# Extracts from a graphics dataset:
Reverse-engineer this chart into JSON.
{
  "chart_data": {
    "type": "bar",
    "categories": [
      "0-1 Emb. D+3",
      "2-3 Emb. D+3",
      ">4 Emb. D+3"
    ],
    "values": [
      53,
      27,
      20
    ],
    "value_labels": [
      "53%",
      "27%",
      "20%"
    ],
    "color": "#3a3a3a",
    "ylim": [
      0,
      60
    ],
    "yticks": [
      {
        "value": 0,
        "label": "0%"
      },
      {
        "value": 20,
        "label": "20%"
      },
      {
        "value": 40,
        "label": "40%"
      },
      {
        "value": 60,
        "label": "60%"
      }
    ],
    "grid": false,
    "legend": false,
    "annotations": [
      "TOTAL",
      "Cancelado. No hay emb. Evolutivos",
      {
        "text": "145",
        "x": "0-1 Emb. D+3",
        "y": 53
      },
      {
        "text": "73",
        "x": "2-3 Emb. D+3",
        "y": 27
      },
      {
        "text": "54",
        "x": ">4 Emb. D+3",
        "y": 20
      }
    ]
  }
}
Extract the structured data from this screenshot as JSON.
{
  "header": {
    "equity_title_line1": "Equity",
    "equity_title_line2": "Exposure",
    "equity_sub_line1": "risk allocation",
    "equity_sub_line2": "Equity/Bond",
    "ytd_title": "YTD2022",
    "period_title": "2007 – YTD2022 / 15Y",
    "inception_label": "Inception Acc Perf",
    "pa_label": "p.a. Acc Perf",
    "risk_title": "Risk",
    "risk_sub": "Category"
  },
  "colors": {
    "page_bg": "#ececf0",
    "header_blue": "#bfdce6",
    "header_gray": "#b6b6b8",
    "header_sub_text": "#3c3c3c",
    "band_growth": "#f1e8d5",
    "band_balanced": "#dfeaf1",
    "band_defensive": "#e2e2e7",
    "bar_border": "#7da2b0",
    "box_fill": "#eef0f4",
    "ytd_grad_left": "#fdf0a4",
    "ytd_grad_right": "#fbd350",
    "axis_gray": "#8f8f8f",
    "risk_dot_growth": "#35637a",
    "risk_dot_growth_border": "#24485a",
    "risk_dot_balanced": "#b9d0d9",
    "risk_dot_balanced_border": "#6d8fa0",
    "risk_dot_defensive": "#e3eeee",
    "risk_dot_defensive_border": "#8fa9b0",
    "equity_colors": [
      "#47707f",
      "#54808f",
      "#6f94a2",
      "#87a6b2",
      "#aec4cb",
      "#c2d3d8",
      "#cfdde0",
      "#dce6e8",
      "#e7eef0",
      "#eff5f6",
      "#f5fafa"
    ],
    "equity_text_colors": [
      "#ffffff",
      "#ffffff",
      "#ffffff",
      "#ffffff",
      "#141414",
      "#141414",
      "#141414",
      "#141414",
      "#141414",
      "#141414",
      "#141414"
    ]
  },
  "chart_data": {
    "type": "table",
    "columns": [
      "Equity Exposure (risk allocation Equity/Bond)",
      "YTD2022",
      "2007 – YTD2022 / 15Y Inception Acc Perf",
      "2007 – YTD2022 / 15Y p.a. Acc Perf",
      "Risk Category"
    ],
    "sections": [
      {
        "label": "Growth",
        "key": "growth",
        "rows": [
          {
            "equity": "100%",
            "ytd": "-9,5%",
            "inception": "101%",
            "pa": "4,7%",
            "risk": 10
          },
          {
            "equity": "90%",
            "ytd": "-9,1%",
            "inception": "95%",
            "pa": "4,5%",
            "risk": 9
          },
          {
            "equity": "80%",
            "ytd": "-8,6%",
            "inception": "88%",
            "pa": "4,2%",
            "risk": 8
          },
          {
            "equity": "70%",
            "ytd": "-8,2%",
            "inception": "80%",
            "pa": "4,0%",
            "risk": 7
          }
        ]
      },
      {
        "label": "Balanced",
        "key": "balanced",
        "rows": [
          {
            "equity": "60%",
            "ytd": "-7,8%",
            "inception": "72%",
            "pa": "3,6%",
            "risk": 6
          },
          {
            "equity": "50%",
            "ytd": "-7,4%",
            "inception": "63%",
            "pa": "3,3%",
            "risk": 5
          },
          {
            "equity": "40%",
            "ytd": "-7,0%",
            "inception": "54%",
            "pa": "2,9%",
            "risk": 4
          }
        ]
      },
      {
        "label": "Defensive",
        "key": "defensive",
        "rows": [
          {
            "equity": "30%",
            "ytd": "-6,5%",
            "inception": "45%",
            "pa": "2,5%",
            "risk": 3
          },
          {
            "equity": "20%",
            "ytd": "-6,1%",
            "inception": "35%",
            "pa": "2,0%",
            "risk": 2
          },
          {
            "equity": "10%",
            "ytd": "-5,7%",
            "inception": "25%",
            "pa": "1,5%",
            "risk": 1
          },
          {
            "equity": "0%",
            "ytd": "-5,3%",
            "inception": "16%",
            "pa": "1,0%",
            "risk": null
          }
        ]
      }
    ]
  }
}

# Task instructions:
Collect each line of the entries that has the word "this", copying it in full.

# Problem solution:
Reverse-engineer this chart into JSON.
Extract the structured data from this screenshot as JSON.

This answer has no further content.